Nuestro sentido de lo público

Con la llegada de la primavera, empezamos a percibir cómo la ciudad cambia de color en muchos de sus espacios: florecen los árboles, se revitalizan las plantas arbustivas, crecen las flores… y volvemos a disfrutar de los espacios públicos, de nuestros parques y de los entornos naturalizados donde pasear, relajarnos en un banco, leer o simplemente desconectar de la rutina diaria.

Pero, como es sabido, nada de esto es fruto de la casualidad. Los jardines no se cuidan solos, ni las plazas, ni los parques, ni las calles por las que transitamos cada día. Tampoco lo hacen las papeleras, el mobiliario urbano o el alumbrado. Detrás de todo ello hay el trabajo constante de muchas personas y un importante esfuerzo municipal: más de 34 millones de euros previstos para 2026. Una inversión que responde a una convicción clara: una ciudad cuidada, verde, saludable, habitable y bien conservada es la base de nuestro bienestar colectivo y un compromiso firme de este equipo de gobierno para evitar cualquier proceso de degradación.

Además, cada año damos un paso más impulsando nuevos proyectos que mejoren y optimicen este trabajo diario, con un impacto directo en la calidad de vida de la ciudadanía. En este sentido, una parte importante de la inversión de este año se destina a programas como el Pla de Voreres, el Pla d’Il·luminació o el Pla d’ombres, así como a la continuidad de iniciativas como Pam a Pam o A prop teu.

Ahora bien, debemos ser conscientes de que la ciudad que queremos no se construye únicamente desde las instituciones, sino también desde la actitud cotidiana de quienes la habitamos. La responsabilidad es compartida, y cada gesto cuenta: hacer un uso respetuoso de los espacios públicos, utilizar correctamente papeleras y contenedores, recoger los excrementos de los animales de compañía o respetar las normas de convivencia. En definitiva, comportamientos que repercuten directamente en el bienestar de todos y todas.

## Líneas de un conjunto de datos
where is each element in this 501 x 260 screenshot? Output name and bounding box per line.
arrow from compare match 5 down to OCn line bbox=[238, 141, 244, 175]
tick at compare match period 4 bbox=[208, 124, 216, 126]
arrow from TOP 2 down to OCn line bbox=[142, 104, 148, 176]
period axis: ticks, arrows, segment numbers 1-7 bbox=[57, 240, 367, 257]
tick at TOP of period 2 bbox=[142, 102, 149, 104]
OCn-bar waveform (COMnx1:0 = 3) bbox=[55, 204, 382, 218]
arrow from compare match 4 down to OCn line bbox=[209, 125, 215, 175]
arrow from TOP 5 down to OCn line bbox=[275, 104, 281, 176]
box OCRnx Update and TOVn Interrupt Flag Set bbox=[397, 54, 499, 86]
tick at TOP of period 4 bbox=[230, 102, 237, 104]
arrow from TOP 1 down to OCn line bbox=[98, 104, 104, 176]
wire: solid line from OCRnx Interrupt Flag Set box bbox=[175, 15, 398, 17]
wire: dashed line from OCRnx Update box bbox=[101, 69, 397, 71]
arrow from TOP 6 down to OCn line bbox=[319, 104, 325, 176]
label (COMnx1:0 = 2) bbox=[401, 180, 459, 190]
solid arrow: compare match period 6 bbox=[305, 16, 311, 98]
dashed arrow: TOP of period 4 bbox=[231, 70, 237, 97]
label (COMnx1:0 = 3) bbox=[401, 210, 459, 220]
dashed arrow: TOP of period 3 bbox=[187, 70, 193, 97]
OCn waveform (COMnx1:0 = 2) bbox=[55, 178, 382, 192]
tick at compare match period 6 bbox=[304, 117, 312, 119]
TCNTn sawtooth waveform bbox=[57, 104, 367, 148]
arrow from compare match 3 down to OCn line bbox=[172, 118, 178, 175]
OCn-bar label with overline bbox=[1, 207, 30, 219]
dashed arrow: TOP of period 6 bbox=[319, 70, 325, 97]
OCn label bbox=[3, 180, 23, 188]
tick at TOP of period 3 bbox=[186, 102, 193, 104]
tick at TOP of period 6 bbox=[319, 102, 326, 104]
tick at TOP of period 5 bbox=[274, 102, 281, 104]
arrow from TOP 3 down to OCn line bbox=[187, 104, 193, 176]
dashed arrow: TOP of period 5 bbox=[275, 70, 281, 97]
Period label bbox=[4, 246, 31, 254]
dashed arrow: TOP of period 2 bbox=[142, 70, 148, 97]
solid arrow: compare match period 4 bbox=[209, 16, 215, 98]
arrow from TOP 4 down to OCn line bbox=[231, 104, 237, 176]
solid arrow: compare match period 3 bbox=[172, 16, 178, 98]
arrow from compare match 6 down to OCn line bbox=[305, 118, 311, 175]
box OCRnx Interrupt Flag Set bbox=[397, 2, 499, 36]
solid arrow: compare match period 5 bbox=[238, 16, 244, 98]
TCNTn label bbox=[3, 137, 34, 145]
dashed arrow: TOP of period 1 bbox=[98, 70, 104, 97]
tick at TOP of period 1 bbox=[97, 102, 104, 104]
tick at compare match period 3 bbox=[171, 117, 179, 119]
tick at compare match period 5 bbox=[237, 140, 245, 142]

## La tarea
Escribe una continuación del texto sobre el cuidado de los espacios públicos de la ciudad a partir de su última frase.

## Respuesta
El sentido de lo público nace cuando entendemos que lo común nos pertenece a todos, que lo sostenemos entre todos y, por tanto, también somos responsables de preservarlo. El civismo no es una imposición, sino una actitud basada en el respeto que fortalece la vida en comunidad. Nuestra ciudad es hoy más resiliente, más amable y con mejores estándares de salubridad, gracias al impulso de la regeneración del verde urbano, las medidas de pacificación del tráfico y otras mejoras en múltiples ámbitos. Sin embargo, no es justo que el incivismo de unos pocos perjudique al conjunto de la ciudadanía que actúa correctamente.

Por eso debemos seguir avanzando, y lo haremos con determinación. Porque cuando cuidamos nuestro espacio común, en realidad estamos protegiendo algo más profundo: la calidad de nuestra vida comunitaria y el futuro de la ciudad que queremos seguir construyendo juntos.